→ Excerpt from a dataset

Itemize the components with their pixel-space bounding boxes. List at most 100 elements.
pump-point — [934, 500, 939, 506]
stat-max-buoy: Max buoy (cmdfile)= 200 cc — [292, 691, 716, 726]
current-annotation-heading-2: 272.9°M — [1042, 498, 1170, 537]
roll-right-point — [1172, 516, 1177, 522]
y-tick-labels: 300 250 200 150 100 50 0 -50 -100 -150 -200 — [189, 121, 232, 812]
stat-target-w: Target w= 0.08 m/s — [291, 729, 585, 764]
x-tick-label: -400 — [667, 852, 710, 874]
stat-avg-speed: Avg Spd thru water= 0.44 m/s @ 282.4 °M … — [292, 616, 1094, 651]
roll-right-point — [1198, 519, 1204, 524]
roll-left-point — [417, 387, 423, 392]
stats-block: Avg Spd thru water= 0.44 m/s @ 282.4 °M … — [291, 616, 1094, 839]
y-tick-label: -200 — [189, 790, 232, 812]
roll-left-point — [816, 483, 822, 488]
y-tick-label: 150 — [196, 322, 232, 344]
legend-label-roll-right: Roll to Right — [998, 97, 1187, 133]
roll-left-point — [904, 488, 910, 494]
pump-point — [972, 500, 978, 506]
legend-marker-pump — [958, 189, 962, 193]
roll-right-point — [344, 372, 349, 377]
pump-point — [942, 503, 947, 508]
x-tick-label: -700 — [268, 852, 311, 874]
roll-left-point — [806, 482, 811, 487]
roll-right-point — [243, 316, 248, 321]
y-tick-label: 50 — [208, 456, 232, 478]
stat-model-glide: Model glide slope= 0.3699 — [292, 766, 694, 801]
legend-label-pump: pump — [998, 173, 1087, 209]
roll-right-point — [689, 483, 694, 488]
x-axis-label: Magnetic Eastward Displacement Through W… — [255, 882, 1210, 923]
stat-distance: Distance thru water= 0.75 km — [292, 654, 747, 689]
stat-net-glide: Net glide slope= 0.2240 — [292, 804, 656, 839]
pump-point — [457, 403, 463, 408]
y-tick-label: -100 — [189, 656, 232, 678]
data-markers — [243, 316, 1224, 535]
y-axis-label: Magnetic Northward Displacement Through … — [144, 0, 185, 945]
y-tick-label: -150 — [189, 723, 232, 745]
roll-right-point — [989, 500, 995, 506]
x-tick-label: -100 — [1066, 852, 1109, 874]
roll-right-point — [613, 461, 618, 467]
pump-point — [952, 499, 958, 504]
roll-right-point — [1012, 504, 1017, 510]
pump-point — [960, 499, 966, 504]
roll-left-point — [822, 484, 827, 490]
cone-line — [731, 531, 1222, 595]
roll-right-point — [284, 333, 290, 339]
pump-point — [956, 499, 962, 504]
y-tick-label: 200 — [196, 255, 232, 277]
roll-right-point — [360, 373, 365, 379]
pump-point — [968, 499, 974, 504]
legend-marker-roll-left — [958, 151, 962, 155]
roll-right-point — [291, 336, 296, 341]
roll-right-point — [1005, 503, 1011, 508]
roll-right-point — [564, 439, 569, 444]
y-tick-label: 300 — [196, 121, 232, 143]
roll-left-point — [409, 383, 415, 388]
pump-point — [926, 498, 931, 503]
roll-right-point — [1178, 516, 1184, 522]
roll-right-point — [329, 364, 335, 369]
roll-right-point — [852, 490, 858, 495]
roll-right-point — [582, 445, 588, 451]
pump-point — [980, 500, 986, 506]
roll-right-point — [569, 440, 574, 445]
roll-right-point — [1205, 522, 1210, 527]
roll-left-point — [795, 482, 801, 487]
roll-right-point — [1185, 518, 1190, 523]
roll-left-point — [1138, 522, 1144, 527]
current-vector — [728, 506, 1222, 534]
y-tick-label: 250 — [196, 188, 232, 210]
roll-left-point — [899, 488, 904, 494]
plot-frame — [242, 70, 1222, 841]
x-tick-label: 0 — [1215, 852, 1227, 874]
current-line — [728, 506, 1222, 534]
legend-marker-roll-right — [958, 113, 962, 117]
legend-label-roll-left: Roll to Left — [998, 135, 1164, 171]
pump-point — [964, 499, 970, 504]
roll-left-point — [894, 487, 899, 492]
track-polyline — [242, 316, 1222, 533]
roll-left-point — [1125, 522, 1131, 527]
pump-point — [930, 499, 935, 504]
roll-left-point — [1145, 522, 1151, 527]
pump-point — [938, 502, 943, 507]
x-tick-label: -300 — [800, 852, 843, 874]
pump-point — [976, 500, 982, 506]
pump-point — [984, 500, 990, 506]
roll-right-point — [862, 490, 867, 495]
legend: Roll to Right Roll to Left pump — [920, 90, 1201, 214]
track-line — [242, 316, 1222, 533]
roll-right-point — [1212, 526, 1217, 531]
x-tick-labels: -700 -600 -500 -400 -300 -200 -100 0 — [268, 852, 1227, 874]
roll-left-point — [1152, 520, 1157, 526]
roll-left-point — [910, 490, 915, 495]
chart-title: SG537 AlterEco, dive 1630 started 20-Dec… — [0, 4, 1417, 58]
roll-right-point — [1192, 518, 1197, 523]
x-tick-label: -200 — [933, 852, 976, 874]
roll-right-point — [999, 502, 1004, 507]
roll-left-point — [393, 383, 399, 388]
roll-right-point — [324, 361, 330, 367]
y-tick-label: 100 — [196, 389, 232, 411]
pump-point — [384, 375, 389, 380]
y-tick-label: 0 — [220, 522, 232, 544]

→ Your task
Reproduce all of the rows above, substituting "roll-starboard-point" for every occurrence of "roll-right-point" and leaving everything else unchanged.

→ The solution
Itemize the components with their pixel-space bounding boxes. List at most 100 elements.
pump-point — [934, 500, 939, 506]
stat-max-buoy: Max buoy (cmdfile)= 200 cc — [292, 691, 716, 726]
current-annotation-heading-2: 272.9°M — [1042, 498, 1170, 537]
roll-starboard-point — [1172, 516, 1177, 522]
y-tick-labels: 300 250 200 150 100 50 0 -50 -100 -150 -200 — [189, 121, 232, 812]
stat-target-w: Target w= 0.08 m/s — [291, 729, 585, 764]
x-tick-label: -400 — [667, 852, 710, 874]
stat-avg-speed: Avg Spd thru water= 0.44 m/s @ 282.4 °M … — [292, 616, 1094, 651]
roll-starboard-point — [1198, 519, 1204, 524]
roll-left-point — [417, 387, 423, 392]
stats-block: Avg Spd thru water= 0.44 m/s @ 282.4 °M … — [291, 616, 1094, 839]
y-tick-label: -200 — [189, 790, 232, 812]
roll-left-point — [816, 483, 822, 488]
y-tick-label: 150 — [196, 322, 232, 344]
legend-label-roll-right: Roll to Right — [998, 97, 1187, 133]
roll-left-point — [904, 488, 910, 494]
pump-point — [972, 500, 978, 506]
legend-marker-pump — [958, 189, 962, 193]
roll-starboard-point — [344, 372, 349, 377]
pump-point — [942, 503, 947, 508]
x-tick-label: -700 — [268, 852, 311, 874]
roll-left-point — [806, 482, 811, 487]
roll-starboard-point — [243, 316, 248, 321]
y-tick-label: 50 — [208, 456, 232, 478]
stat-model-glide: Model glide slope= 0.3699 — [292, 766, 694, 801]
legend-label-pump: pump — [998, 173, 1087, 209]
roll-starboard-point — [689, 483, 694, 488]
x-axis-label: Magnetic Eastward Displacement Through W… — [255, 882, 1210, 923]
stat-distance: Distance thru water= 0.75 km — [292, 654, 747, 689]
stat-net-glide: Net glide slope= 0.2240 — [292, 804, 656, 839]
pump-point — [457, 403, 463, 408]
y-tick-label: -100 — [189, 656, 232, 678]
data-markers — [243, 316, 1224, 535]
y-axis-label: Magnetic Northward Displacement Through … — [144, 0, 185, 945]
y-tick-label: -150 — [189, 723, 232, 745]
roll-starboard-point — [989, 500, 995, 506]
x-tick-label: -100 — [1066, 852, 1109, 874]
roll-starboard-point — [613, 461, 618, 467]
pump-point — [952, 499, 958, 504]
roll-starboard-point — [1012, 504, 1017, 510]
pump-point — [960, 499, 966, 504]
roll-left-point — [822, 484, 827, 490]
cone-line — [731, 531, 1222, 595]
roll-starboard-point — [284, 333, 290, 339]
pump-point — [956, 499, 962, 504]
y-tick-label: 200 — [196, 255, 232, 277]
roll-starboard-point — [360, 373, 365, 379]
pump-point — [968, 499, 974, 504]
legend-marker-roll-left — [958, 151, 962, 155]
roll-starboard-point — [291, 336, 296, 341]
roll-starboard-point — [1005, 503, 1011, 508]
roll-starboard-point — [564, 439, 569, 444]
y-tick-label: 300 — [196, 121, 232, 143]
roll-left-point — [409, 383, 415, 388]
pump-point — [926, 498, 931, 503]
roll-starboard-point — [1178, 516, 1184, 522]
roll-starboard-point — [329, 364, 335, 369]
roll-starboard-point — [852, 490, 858, 495]
roll-starboard-point — [582, 445, 588, 451]
pump-point — [980, 500, 986, 506]
roll-starboard-point — [569, 440, 574, 445]
roll-starboard-point — [1205, 522, 1210, 527]
roll-left-point — [795, 482, 801, 487]
roll-starboard-point — [1185, 518, 1190, 523]
roll-left-point — [1138, 522, 1144, 527]
current-vector — [728, 506, 1222, 534]
y-tick-label: 250 — [196, 188, 232, 210]
roll-left-point — [899, 488, 904, 494]
plot-frame — [242, 70, 1222, 841]
x-tick-label: 0 — [1215, 852, 1227, 874]
current-line — [728, 506, 1222, 534]
legend-marker-roll-right — [958, 113, 962, 117]
legend-label-roll-left: Roll to Left — [998, 135, 1164, 171]
pump-point — [964, 499, 970, 504]
roll-left-point — [894, 487, 899, 492]
track-polyline — [242, 316, 1222, 533]
roll-left-point — [1125, 522, 1131, 527]
pump-point — [930, 499, 935, 504]
roll-left-point — [1145, 522, 1151, 527]
pump-point — [938, 502, 943, 507]
x-tick-label: -300 — [800, 852, 843, 874]
pump-point — [976, 500, 982, 506]
pump-point — [984, 500, 990, 506]
roll-starboard-point — [862, 490, 867, 495]
legend: Roll to Right Roll to Left pump — [920, 90, 1201, 214]
track-line — [242, 316, 1222, 533]
roll-starboard-point — [1212, 526, 1217, 531]
x-tick-labels: -700 -600 -500 -400 -300 -200 -100 0 — [268, 852, 1227, 874]
roll-left-point — [1152, 520, 1157, 526]
roll-left-point — [910, 490, 915, 495]
chart-title: SG537 AlterEco, dive 1630 started 20-Dec… — [0, 4, 1417, 58]
roll-starboard-point — [1192, 518, 1197, 523]
x-tick-label: -200 — [933, 852, 976, 874]
roll-starboard-point — [999, 502, 1004, 507]
roll-left-point — [393, 383, 399, 388]
roll-starboard-point — [324, 361, 330, 367]
y-tick-label: 100 — [196, 389, 232, 411]
pump-point — [384, 375, 389, 380]
y-tick-label: 0 — [220, 522, 232, 544]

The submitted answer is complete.